■ **Task details**: Every line of the data that contains the string "article" must be copied.

■ **Material for the task**:
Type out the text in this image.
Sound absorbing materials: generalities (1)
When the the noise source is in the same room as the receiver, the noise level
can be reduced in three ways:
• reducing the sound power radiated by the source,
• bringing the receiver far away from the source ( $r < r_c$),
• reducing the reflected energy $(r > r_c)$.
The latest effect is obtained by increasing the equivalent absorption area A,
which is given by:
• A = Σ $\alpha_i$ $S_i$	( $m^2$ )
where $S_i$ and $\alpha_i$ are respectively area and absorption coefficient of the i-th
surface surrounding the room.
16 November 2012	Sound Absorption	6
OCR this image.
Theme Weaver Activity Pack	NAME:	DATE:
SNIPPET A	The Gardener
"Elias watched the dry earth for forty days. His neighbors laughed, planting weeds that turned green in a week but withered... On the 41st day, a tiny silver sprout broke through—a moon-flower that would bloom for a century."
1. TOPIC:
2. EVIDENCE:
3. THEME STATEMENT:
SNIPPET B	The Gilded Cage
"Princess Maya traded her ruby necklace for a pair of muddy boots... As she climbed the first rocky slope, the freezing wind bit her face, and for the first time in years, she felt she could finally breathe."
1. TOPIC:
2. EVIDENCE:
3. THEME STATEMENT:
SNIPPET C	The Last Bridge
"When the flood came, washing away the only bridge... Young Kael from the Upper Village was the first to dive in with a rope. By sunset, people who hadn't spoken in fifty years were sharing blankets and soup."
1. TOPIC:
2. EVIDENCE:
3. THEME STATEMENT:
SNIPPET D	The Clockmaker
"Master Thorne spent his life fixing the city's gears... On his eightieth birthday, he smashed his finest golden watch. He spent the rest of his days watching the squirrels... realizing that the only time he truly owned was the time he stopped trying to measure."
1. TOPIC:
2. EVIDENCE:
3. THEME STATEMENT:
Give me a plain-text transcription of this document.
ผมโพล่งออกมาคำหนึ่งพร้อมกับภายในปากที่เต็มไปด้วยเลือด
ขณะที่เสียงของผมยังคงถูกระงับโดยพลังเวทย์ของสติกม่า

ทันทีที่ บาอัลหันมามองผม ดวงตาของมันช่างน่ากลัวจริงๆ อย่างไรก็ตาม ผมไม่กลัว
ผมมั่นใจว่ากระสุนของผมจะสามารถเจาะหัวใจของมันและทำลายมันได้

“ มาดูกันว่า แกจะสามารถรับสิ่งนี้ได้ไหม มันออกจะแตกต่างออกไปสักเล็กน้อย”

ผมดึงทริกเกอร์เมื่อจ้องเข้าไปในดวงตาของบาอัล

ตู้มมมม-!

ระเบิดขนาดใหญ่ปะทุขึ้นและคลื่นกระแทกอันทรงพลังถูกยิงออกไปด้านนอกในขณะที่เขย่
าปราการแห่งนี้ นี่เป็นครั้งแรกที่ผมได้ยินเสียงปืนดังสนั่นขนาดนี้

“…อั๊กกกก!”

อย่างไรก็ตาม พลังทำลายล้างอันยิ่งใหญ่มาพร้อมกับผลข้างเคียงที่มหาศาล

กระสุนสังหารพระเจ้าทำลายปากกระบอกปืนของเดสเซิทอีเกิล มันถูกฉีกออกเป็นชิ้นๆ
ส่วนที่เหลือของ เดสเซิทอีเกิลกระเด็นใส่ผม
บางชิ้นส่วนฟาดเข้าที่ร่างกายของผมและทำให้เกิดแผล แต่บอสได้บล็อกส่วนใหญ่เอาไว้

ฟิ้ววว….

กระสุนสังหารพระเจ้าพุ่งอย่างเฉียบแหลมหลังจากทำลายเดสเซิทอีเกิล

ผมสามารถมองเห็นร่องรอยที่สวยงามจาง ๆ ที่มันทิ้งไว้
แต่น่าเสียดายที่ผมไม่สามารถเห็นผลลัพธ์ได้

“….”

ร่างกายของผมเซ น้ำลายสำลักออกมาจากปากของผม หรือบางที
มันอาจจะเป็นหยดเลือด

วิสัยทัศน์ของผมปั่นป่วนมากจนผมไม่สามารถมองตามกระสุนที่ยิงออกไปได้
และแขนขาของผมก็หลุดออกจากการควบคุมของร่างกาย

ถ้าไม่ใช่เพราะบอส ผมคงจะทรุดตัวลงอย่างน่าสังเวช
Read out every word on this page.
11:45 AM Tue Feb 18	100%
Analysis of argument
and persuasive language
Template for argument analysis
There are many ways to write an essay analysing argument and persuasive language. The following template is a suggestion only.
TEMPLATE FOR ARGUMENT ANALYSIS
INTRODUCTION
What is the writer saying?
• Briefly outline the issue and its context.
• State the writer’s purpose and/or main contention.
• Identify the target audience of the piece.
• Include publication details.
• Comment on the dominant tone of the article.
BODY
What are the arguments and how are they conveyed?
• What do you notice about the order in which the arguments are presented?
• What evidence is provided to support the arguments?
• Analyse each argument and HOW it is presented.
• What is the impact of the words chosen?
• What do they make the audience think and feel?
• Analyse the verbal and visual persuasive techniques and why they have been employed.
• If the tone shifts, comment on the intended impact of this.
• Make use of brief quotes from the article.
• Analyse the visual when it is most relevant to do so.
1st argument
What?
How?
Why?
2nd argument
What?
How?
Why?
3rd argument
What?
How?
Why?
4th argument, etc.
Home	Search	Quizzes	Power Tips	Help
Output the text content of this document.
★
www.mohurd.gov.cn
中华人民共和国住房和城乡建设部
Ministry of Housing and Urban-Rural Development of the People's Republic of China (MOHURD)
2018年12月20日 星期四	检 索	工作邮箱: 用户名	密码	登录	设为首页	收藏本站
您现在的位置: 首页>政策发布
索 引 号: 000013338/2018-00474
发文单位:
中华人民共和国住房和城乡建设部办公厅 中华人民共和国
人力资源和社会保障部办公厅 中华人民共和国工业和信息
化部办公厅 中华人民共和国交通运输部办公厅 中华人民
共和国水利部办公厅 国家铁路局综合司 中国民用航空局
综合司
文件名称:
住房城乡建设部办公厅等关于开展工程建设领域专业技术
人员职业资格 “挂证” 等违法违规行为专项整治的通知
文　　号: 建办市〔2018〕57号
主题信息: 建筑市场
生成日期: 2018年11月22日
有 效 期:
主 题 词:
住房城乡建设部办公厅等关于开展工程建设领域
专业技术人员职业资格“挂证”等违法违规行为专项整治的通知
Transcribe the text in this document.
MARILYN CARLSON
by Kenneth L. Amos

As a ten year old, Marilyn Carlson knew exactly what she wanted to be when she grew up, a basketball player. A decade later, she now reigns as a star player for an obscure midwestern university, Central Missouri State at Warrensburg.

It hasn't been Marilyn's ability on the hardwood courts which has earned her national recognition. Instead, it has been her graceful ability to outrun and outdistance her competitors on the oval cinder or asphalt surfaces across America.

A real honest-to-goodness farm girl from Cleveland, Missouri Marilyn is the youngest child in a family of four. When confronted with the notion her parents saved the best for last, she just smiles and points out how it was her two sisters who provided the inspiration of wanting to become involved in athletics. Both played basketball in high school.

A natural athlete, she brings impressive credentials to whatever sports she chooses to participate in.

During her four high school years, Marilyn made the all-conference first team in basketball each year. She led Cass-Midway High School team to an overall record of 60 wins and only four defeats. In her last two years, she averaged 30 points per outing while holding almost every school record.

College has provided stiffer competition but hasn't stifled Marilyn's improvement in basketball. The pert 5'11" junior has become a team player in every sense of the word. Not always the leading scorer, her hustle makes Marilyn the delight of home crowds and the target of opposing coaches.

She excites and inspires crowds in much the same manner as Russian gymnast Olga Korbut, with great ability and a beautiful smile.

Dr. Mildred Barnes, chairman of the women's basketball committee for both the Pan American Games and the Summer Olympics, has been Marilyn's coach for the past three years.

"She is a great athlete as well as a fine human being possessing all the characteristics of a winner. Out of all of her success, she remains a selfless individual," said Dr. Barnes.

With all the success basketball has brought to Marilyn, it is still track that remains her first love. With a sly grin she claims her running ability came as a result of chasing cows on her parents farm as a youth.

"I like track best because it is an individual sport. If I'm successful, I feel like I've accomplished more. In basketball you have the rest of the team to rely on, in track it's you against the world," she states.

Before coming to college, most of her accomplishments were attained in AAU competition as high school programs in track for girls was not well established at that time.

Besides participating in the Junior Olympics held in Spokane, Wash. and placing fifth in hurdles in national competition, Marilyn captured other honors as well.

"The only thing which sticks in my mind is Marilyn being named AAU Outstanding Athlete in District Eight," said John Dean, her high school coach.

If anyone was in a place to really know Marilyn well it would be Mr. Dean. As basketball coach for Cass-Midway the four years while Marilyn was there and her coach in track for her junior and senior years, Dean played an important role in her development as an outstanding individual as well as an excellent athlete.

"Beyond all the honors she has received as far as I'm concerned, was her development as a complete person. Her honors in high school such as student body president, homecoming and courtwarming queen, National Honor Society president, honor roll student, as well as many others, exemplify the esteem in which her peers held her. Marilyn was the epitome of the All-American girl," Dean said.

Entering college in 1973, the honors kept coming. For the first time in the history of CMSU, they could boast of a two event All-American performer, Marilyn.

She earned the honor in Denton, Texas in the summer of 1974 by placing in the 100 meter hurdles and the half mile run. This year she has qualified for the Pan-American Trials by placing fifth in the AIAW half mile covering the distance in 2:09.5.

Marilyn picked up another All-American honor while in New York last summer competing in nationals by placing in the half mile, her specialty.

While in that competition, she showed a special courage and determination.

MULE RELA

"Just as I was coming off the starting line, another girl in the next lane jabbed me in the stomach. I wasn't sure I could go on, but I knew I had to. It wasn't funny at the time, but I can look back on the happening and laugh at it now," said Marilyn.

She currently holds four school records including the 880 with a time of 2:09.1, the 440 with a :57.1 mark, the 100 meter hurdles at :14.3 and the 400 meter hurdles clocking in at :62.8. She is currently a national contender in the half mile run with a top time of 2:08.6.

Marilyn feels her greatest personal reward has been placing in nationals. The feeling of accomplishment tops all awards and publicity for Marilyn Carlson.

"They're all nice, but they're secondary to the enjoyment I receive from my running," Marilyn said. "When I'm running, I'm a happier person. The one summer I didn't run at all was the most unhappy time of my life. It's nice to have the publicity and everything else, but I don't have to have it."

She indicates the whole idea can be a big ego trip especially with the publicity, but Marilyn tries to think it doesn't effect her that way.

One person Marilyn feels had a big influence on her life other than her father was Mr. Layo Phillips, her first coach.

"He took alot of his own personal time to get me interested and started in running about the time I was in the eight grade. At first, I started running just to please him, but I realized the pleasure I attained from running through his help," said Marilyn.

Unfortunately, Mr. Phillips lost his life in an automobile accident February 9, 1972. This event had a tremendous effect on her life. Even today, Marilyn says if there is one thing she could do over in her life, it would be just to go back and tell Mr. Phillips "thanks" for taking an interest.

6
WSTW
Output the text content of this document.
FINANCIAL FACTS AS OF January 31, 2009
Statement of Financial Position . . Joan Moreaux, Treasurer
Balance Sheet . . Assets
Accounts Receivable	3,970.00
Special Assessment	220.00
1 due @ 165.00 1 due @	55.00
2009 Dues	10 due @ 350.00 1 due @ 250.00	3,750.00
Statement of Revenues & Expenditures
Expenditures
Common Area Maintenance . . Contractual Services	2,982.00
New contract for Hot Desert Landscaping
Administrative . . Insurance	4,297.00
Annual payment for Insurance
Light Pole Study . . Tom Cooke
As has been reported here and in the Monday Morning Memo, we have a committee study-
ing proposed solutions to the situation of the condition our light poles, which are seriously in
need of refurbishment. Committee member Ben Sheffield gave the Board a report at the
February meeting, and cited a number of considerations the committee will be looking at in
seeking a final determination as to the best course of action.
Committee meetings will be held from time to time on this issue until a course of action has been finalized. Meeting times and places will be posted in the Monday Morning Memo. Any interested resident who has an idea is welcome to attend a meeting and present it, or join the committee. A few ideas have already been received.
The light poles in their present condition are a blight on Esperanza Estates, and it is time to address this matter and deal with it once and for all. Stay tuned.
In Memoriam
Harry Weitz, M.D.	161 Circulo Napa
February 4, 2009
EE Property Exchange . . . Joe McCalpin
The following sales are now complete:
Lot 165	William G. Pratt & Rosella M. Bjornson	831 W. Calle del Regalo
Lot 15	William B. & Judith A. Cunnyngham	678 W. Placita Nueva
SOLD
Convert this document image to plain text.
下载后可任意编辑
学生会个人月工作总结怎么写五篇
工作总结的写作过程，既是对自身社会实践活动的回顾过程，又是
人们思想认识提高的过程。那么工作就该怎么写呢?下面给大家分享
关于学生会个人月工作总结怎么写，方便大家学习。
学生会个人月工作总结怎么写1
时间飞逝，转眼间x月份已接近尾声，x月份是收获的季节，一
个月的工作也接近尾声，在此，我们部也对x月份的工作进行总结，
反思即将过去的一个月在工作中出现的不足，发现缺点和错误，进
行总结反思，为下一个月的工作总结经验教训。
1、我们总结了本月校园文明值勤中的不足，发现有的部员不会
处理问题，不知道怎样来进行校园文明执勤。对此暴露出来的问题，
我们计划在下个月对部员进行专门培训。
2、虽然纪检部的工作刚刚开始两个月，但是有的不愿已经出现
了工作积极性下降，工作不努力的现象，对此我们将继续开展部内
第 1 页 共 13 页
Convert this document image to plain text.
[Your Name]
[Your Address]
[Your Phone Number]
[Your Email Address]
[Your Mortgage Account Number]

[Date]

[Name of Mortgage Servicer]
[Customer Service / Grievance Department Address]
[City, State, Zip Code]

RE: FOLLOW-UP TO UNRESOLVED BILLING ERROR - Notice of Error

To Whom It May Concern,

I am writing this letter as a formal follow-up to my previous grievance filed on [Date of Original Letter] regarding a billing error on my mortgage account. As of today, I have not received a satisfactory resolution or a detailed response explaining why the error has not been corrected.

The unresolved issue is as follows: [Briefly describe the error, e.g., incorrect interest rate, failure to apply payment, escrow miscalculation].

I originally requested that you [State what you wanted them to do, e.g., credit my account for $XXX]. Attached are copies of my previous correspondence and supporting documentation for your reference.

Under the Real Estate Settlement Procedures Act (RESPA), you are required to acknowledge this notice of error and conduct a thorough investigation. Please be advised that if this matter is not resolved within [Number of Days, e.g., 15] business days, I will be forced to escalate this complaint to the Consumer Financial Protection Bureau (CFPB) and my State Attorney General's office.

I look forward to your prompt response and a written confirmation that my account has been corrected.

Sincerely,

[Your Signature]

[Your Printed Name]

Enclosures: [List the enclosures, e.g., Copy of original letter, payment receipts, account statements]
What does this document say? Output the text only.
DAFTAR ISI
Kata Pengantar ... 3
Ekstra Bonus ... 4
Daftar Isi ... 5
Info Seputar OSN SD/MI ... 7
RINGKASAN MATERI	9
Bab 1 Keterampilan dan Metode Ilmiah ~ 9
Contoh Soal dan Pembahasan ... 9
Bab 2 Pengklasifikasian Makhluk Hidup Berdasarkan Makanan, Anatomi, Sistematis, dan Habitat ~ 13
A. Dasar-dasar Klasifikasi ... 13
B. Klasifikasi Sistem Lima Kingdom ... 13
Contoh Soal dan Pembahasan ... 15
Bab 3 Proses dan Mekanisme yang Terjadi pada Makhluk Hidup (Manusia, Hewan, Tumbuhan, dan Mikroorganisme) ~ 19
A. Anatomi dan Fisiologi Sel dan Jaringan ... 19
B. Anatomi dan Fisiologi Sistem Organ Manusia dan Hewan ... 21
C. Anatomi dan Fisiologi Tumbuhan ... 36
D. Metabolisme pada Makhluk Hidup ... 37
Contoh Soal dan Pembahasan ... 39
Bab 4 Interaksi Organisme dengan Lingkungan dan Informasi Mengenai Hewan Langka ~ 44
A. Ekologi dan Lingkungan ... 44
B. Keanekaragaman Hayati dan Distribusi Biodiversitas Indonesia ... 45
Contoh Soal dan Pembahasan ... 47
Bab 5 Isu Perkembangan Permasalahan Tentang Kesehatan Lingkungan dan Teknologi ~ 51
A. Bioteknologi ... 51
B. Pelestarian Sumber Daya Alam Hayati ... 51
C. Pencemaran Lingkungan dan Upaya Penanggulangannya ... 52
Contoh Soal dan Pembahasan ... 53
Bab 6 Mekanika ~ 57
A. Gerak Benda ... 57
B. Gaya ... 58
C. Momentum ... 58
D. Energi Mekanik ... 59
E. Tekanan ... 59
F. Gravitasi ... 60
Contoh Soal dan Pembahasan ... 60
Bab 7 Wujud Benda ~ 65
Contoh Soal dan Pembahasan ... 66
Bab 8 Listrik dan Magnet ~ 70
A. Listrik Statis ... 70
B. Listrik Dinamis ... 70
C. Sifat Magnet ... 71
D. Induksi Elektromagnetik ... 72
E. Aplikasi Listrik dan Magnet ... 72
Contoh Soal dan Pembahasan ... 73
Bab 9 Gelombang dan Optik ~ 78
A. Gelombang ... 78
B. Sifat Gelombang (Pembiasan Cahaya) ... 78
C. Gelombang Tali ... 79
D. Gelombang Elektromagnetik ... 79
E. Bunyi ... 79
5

■ **The completed task**:
• Comment on the dominant tone of the article.
• Make use of brief quotes from the article.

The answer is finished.